> _Stated exercise_: Identify every line in the records below that contains the word "marker", and copy each of those lines.

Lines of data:
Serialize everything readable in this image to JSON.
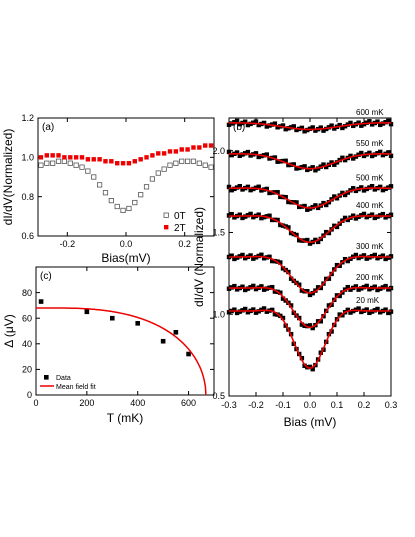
{
  "colors": {
    "black": "#000000",
    "red": "#ee0000",
    "open": "#555555"
  },
  "chart_data": [
    {
      "id": "a",
      "type": "scatter",
      "panel_label": "(a)",
      "xlabel": "Bias(mV)",
      "ylabel": "dI/dV(Normalized)",
      "xlim": [
        -0.3,
        0.3
      ],
      "ylim": [
        0.6,
        1.2
      ],
      "xticks": [
        -0.2,
        0.0,
        0.2
      ],
      "xtick_labels": [
        "-0.2",
        "0.0",
        "0.2"
      ],
      "yticks": [
        0.6,
        0.8,
        1.0,
        1.2
      ],
      "ytick_labels": [
        "0.6",
        "0.8",
        "1.0",
        "1.2"
      ],
      "legend_position": "bottom-right",
      "series": [
        {
          "name": "0T",
          "marker": "open-square",
          "x": [
            -0.29,
            -0.27,
            -0.25,
            -0.23,
            -0.21,
            -0.19,
            -0.17,
            -0.15,
            -0.13,
            -0.11,
            -0.09,
            -0.07,
            -0.05,
            -0.03,
            -0.01,
            0.01,
            0.03,
            0.05,
            0.07,
            0.09,
            0.11,
            0.13,
            0.15,
            0.17,
            0.19,
            0.21,
            0.23,
            0.25,
            0.27,
            0.29
          ],
          "y": [
            0.96,
            0.97,
            0.97,
            0.98,
            0.98,
            0.97,
            0.96,
            0.95,
            0.93,
            0.9,
            0.86,
            0.82,
            0.78,
            0.75,
            0.73,
            0.74,
            0.77,
            0.81,
            0.85,
            0.89,
            0.92,
            0.94,
            0.96,
            0.97,
            0.98,
            0.98,
            0.98,
            0.97,
            0.96,
            0.95
          ]
        },
        {
          "name": "2T",
          "marker": "filled-square",
          "x": [
            -0.29,
            -0.27,
            -0.25,
            -0.23,
            -0.21,
            -0.19,
            -0.17,
            -0.15,
            -0.13,
            -0.11,
            -0.09,
            -0.07,
            -0.05,
            -0.03,
            -0.01,
            0.01,
            0.03,
            0.05,
            0.07,
            0.09,
            0.11,
            0.13,
            0.15,
            0.17,
            0.19,
            0.21,
            0.23,
            0.25,
            0.27,
            0.29
          ],
          "y": [
            1.0,
            1.01,
            1.01,
            1.01,
            1.0,
            1.0,
            1.0,
            1.0,
            0.99,
            0.99,
            0.99,
            0.98,
            0.98,
            0.97,
            0.97,
            0.97,
            0.98,
            0.99,
            1.0,
            1.01,
            1.02,
            1.02,
            1.03,
            1.03,
            1.04,
            1.04,
            1.05,
            1.05,
            1.06,
            1.06
          ]
        }
      ]
    },
    {
      "id": "c",
      "type": "scatter",
      "panel_label": "(c)",
      "xlabel": "T (mK)",
      "ylabel": "Δ (μV)",
      "xlim": [
        0,
        700
      ],
      "ylim": [
        0,
        100
      ],
      "xticks": [
        0,
        200,
        400,
        600
      ],
      "xtick_labels": [
        "0",
        "200",
        "400",
        "600"
      ],
      "yticks": [
        0,
        20,
        40,
        60,
        80
      ],
      "ytick_labels": [
        "0",
        "20",
        "40",
        "60",
        "80"
      ],
      "legend_position": "bottom-left",
      "series": [
        {
          "name": "Data",
          "marker": "filled-square",
          "x": [
            20,
            200,
            300,
            400,
            500,
            550,
            600
          ],
          "y": [
            73,
            65,
            60,
            56,
            42,
            49,
            32
          ]
        },
        {
          "name": "Mean field fit",
          "marker": "line",
          "Delta0": 68,
          "Tc": 668
        }
      ]
    },
    {
      "id": "b",
      "type": "line",
      "panel_label": "(b)",
      "xlabel": "Bias (mV)",
      "ylabel": "dI/dV (Normalized)",
      "xlim": [
        -0.3,
        0.3
      ],
      "ylim": [
        0.5,
        2.2
      ],
      "xticks": [
        -0.3,
        -0.2,
        -0.1,
        0.0,
        0.1,
        0.2,
        0.3
      ],
      "xtick_labels": [
        "-0.3",
        "-0.2",
        "-0.1",
        "0.0",
        "0.1",
        "0.2",
        "0.3"
      ],
      "yticks": [
        0.5,
        1.0,
        1.5,
        2.0
      ],
      "ytick_labels": [
        "0.5",
        "1.0",
        "1.5",
        "2.0"
      ],
      "series": [
        {
          "name": "600 mK",
          "baseline": 2.17,
          "dip_depth": 0.04,
          "width": 0.1
        },
        {
          "name": "550 mK",
          "baseline": 1.98,
          "dip_depth": 0.09,
          "width": 0.09
        },
        {
          "name": "500 mK",
          "baseline": 1.77,
          "dip_depth": 0.12,
          "width": 0.08
        },
        {
          "name": "400 mK",
          "baseline": 1.6,
          "dip_depth": 0.16,
          "width": 0.07
        },
        {
          "name": "300 mK",
          "baseline": 1.35,
          "dip_depth": 0.22,
          "width": 0.065
        },
        {
          "name": "200 mK",
          "baseline": 1.16,
          "dip_depth": 0.24,
          "width": 0.06
        },
        {
          "name": "20 mK",
          "baseline": 1.02,
          "dip_depth": 0.35,
          "width": 0.055
        }
      ]
    }
  ]
}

> _Answer to the exercise_:
          "marker": "open-square",
          "marker": "filled-square",
          "marker": "filled-square",
          "marker": "line",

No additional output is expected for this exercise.